Copy out the entries below verbatim, line by line, and omit the pictures from your reproduction.

*Material for this exercise*.

** begin **

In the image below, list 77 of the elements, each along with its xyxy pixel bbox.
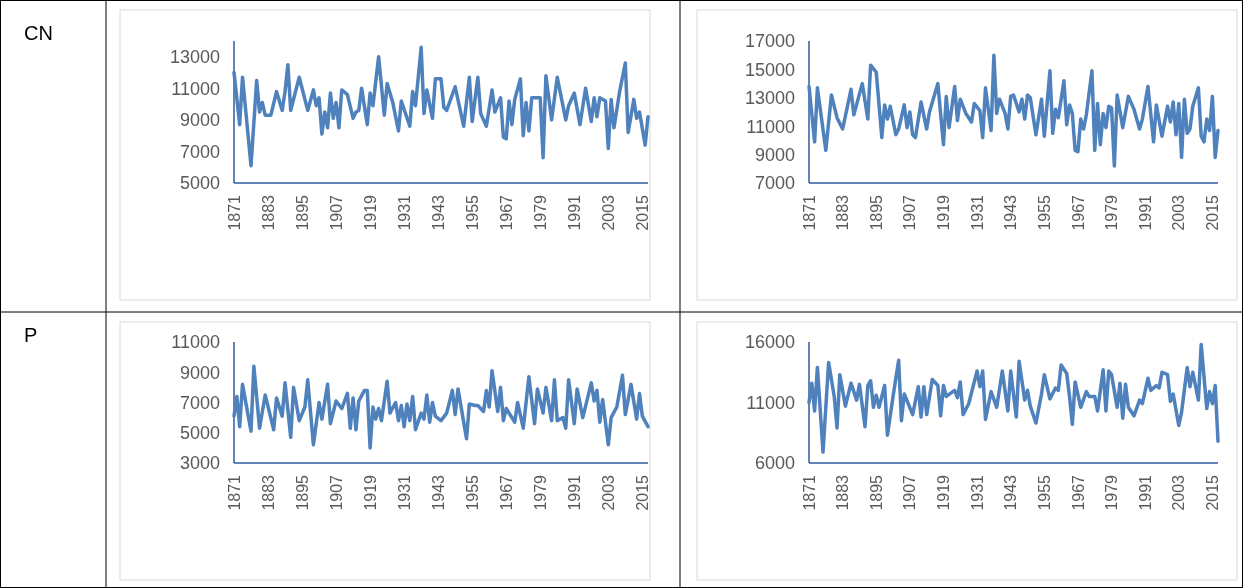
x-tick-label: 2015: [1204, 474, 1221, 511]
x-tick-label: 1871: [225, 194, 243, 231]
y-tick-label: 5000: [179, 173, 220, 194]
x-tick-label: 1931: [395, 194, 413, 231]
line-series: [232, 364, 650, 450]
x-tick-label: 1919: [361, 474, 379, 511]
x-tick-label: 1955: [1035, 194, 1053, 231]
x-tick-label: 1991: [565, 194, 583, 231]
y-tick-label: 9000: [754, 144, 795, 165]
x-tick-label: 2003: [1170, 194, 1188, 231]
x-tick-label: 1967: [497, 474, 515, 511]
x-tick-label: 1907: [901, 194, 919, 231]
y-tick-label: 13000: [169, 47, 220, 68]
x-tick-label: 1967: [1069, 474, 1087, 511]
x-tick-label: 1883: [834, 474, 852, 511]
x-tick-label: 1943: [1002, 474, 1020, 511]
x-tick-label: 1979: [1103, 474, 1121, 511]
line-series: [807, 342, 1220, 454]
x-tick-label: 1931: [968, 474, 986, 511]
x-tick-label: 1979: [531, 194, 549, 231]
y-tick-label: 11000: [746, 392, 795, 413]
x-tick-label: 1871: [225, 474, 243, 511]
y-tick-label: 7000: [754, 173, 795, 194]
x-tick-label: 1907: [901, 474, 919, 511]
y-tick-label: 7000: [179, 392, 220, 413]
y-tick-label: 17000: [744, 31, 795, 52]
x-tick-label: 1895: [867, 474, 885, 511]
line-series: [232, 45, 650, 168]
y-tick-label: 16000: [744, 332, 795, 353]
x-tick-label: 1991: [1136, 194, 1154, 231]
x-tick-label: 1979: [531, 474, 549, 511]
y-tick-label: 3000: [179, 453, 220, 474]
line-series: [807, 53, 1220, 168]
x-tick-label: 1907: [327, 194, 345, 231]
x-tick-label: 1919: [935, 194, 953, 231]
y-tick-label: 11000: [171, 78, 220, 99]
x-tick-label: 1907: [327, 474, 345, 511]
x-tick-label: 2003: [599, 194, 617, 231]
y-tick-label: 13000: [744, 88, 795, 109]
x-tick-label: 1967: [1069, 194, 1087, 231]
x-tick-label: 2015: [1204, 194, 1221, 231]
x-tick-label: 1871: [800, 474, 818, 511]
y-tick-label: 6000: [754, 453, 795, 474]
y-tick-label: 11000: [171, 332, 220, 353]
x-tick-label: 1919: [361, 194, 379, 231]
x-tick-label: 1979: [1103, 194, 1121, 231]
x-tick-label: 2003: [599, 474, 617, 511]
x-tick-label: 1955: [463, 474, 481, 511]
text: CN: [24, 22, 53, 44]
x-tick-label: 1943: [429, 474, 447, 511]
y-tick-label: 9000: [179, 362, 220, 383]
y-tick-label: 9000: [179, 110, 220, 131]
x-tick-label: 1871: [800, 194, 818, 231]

** end **

*Output for this exercise*.
In the image below, list 77 of the elements, each along with its xyxy pixel bbox.
x-tick-label: 2015: [1204, 474, 1221, 511]
x-tick-label: 1871: [225, 194, 243, 231]
y-tick-label: 5000: [179, 173, 220, 194]
x-tick-label: 1931: [395, 194, 413, 231]
line-series: [232, 364, 650, 450]
x-tick-label: 1919: [361, 474, 379, 511]
x-tick-label: 1955: [1035, 194, 1053, 231]
x-tick-label: 1991: [565, 194, 583, 231]
y-tick-label: 9000: [754, 144, 795, 165]
x-tick-label: 2003: [1170, 194, 1188, 231]
x-tick-label: 1967: [497, 474, 515, 511]
x-tick-label: 1907: [901, 194, 919, 231]
y-tick-label: 13000: [169, 47, 220, 68]
x-tick-label: 1967: [1069, 474, 1087, 511]
x-tick-label: 1883: [834, 474, 852, 511]
x-tick-label: 1943: [1002, 474, 1020, 511]
x-tick-label: 1979: [1103, 474, 1121, 511]
line-series: [807, 342, 1220, 454]
x-tick-label: 1931: [968, 474, 986, 511]
x-tick-label: 1979: [531, 194, 549, 231]
y-tick-label: 11000: [746, 392, 795, 413]
x-tick-label: 1871: [225, 474, 243, 511]
y-tick-label: 7000: [754, 173, 795, 194]
x-tick-label: 1907: [901, 474, 919, 511]
y-tick-label: 7000: [179, 392, 220, 413]
y-tick-label: 17000: [744, 31, 795, 52]
x-tick-label: 1895: [867, 474, 885, 511]
line-series: [232, 45, 650, 168]
y-tick-label: 16000: [744, 332, 795, 353]
x-tick-label: 1991: [1136, 194, 1154, 231]
x-tick-label: 1979: [531, 474, 549, 511]
y-tick-label: 3000: [179, 453, 220, 474]
line-series: [807, 53, 1220, 168]
x-tick-label: 1907: [327, 194, 345, 231]
x-tick-label: 1919: [935, 194, 953, 231]
y-tick-label: 11000: [171, 78, 220, 99]
x-tick-label: 1907: [327, 474, 345, 511]
x-tick-label: 2003: [599, 194, 617, 231]
y-tick-label: 13000: [744, 88, 795, 109]
x-tick-label: 1967: [1069, 194, 1087, 231]
x-tick-label: 2015: [1204, 194, 1221, 231]
x-tick-label: 1871: [800, 474, 818, 511]
y-tick-label: 6000: [754, 453, 795, 474]
y-tick-label: 11000: [171, 332, 220, 353]
x-tick-label: 1919: [361, 194, 379, 231]
x-tick-label: 1979: [1103, 194, 1121, 231]
x-tick-label: 2003: [599, 474, 617, 511]
x-tick-label: 1955: [463, 474, 481, 511]
text: CN: [24, 22, 53, 44]
x-tick-label: 1943: [429, 474, 447, 511]
y-tick-label: 9000: [179, 362, 220, 383]
y-tick-label: 9000: [179, 110, 220, 131]
x-tick-label: 1871: [800, 194, 818, 231]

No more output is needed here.